» **WORK TO BE COMPLETED**
Reproduce the records verbatim, from their first line through the line containing "Decompose this screenshot", with both of those lines included.

» **RECORDS FOR THIS TASK**
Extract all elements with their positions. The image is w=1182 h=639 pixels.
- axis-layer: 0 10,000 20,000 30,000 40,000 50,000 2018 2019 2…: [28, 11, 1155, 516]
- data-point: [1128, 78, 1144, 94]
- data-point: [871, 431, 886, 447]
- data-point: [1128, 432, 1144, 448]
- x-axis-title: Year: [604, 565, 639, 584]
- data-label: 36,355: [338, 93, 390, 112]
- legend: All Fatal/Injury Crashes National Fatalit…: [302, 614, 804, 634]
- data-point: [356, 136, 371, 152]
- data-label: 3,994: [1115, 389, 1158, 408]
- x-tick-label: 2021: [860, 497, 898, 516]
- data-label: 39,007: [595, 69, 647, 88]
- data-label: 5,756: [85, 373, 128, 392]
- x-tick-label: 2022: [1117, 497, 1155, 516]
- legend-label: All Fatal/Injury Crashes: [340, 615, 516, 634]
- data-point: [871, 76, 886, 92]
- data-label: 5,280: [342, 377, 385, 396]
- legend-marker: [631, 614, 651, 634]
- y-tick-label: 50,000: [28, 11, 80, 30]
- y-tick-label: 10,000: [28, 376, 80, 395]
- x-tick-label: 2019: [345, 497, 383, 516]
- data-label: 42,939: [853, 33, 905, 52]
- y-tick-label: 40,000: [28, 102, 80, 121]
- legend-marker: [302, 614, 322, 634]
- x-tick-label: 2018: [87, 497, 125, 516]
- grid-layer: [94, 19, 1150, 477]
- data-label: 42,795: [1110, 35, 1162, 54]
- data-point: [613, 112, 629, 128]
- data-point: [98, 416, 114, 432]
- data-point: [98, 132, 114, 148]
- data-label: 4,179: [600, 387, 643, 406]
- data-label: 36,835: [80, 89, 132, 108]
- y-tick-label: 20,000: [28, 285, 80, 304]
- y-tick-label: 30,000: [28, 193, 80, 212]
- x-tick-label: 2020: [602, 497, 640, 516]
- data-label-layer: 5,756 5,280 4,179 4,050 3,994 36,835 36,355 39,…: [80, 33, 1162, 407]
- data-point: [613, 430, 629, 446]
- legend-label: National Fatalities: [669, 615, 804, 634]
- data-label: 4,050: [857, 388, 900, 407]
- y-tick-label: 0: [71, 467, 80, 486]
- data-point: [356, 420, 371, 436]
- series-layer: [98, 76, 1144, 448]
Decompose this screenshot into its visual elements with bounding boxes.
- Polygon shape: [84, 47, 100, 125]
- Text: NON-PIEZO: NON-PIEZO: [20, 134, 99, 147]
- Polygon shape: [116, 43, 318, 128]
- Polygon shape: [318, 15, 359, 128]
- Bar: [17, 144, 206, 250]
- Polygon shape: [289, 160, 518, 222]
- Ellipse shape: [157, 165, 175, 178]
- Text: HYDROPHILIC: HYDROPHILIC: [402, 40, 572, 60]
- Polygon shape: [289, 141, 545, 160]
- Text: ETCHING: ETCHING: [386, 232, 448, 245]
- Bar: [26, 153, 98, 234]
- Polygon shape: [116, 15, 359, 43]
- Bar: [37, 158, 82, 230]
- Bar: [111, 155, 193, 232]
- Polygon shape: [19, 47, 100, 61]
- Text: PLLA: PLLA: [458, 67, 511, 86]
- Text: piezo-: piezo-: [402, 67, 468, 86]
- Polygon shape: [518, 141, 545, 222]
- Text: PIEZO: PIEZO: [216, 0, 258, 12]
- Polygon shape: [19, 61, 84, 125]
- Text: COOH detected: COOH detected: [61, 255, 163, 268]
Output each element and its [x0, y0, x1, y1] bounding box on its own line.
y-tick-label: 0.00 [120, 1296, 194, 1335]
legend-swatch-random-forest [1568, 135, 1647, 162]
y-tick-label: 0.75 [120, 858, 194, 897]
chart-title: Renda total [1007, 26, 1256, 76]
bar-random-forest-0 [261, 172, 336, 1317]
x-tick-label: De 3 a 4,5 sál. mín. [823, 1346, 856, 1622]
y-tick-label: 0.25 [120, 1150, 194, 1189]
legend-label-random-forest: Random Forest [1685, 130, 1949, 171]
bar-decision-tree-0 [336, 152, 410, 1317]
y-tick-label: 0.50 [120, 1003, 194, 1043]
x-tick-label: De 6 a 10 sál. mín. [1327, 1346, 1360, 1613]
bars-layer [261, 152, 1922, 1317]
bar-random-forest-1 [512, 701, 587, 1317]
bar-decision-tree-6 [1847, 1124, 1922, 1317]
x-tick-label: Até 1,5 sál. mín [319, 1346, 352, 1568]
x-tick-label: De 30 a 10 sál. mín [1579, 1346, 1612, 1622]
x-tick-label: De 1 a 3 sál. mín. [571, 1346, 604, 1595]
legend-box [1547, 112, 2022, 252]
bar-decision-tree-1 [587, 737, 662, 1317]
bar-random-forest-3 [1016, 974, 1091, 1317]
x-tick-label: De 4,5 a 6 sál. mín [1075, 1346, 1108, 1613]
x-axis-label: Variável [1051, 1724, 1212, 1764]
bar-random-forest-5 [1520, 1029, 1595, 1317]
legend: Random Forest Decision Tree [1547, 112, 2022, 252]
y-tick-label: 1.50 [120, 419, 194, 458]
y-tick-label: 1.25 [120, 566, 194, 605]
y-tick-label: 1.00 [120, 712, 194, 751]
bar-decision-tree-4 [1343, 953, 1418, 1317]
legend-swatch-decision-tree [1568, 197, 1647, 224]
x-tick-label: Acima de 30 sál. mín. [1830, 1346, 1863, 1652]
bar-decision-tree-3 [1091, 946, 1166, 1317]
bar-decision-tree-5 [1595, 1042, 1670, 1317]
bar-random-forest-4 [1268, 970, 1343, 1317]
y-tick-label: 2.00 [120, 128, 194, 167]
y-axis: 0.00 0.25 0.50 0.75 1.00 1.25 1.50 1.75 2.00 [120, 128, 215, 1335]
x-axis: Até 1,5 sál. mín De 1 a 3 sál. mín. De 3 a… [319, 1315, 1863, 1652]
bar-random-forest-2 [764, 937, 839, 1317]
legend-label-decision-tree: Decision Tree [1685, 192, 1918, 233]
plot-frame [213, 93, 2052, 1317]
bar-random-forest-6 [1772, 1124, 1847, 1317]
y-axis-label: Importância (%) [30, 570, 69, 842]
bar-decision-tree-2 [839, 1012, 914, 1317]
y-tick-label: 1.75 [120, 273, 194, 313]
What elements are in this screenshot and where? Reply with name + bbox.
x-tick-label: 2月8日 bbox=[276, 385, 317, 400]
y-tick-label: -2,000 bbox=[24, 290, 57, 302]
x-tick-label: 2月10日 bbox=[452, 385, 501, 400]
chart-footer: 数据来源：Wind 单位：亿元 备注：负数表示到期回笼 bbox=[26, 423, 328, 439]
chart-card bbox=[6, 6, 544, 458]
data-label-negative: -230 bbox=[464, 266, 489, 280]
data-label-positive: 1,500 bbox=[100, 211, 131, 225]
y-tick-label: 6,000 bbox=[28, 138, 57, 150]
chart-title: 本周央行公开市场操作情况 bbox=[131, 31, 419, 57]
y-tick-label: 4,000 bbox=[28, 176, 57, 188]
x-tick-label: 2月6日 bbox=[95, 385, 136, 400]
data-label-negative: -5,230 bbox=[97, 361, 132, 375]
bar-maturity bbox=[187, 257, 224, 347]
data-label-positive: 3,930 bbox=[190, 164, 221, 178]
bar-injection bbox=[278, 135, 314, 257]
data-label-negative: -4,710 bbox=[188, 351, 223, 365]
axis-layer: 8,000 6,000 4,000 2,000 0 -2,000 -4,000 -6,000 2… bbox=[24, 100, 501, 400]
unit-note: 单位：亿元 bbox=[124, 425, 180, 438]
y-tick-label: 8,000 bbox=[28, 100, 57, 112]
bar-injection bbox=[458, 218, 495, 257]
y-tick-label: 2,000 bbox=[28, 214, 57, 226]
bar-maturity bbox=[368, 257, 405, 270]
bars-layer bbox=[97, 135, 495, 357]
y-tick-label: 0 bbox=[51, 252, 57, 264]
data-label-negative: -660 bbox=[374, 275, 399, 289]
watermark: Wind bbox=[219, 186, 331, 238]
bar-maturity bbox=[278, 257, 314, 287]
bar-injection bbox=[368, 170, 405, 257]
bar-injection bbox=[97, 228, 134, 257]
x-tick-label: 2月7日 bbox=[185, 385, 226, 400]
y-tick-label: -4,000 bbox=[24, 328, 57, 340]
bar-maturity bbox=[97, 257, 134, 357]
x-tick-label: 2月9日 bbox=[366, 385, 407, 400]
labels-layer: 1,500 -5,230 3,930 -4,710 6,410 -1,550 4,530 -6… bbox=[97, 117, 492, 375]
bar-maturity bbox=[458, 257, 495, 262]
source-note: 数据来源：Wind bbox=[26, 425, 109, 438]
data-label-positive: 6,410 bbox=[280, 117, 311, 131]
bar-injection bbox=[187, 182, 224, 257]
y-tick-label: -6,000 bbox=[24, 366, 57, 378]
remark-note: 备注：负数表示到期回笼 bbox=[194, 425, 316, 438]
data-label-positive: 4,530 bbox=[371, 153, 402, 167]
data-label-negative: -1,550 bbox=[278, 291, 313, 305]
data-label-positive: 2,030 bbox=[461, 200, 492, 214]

» **FULL ANSWER**
Extract all elements with their positions. The image is w=1182 h=639 pixels.
- axis-layer: 0 10,000 20,000 30,000 40,000 50,000 2018 2019 2…: [28, 11, 1155, 516]
- data-point: [1128, 78, 1144, 94]
- data-point: [871, 431, 886, 447]
- data-point: [1128, 432, 1144, 448]
- x-axis-title: Year: [604, 565, 639, 584]
- data-label: 36,355: [338, 93, 390, 112]
- legend: All Fatal/Injury Crashes National Fatalit…: [302, 614, 804, 634]
- data-point: [356, 136, 371, 152]
- data-label: 3,994: [1115, 389, 1158, 408]
- x-tick-label: 2021: [860, 497, 898, 516]
- data-label: 39,007: [595, 69, 647, 88]
- data-label: 5,756: [85, 373, 128, 392]
- x-tick-label: 2022: [1117, 497, 1155, 516]
- legend-label: All Fatal/Injury Crashes: [340, 615, 516, 634]
- data-point: [871, 76, 886, 92]
- data-label: 5,280: [342, 377, 385, 396]
- legend-marker: [631, 614, 651, 634]
- y-tick-label: 50,000: [28, 11, 80, 30]
- y-tick-label: 10,000: [28, 376, 80, 395]
- x-tick-label: 2019: [345, 497, 383, 516]
- data-label: 42,939: [853, 33, 905, 52]
- y-tick-label: 40,000: [28, 102, 80, 121]
- legend-marker: [302, 614, 322, 634]
- x-tick-label: 2018: [87, 497, 125, 516]
- grid-layer: [94, 19, 1150, 477]
- data-label: 42,795: [1110, 35, 1162, 54]
- data-point: [613, 112, 629, 128]
- data-point: [98, 416, 114, 432]
- data-point: [98, 132, 114, 148]
- data-label: 4,179: [600, 387, 643, 406]
- data-label: 36,835: [80, 89, 132, 108]
- y-tick-label: 20,000: [28, 285, 80, 304]
- y-tick-label: 30,000: [28, 193, 80, 212]
- x-tick-label: 2020: [602, 497, 640, 516]
- data-label-layer: 5,756 5,280 4,179 4,050 3,994 36,835 36,355 39,…: [80, 33, 1162, 407]
- data-point: [613, 430, 629, 446]
- legend-label: National Fatalities: [669, 615, 804, 634]
- data-label: 4,050: [857, 388, 900, 407]
- y-tick-label: 0: [71, 467, 80, 486]
- data-point: [356, 420, 371, 436]
- series-layer: [98, 76, 1144, 448]
Decompose this screenshot into its visual elements with bounding boxes.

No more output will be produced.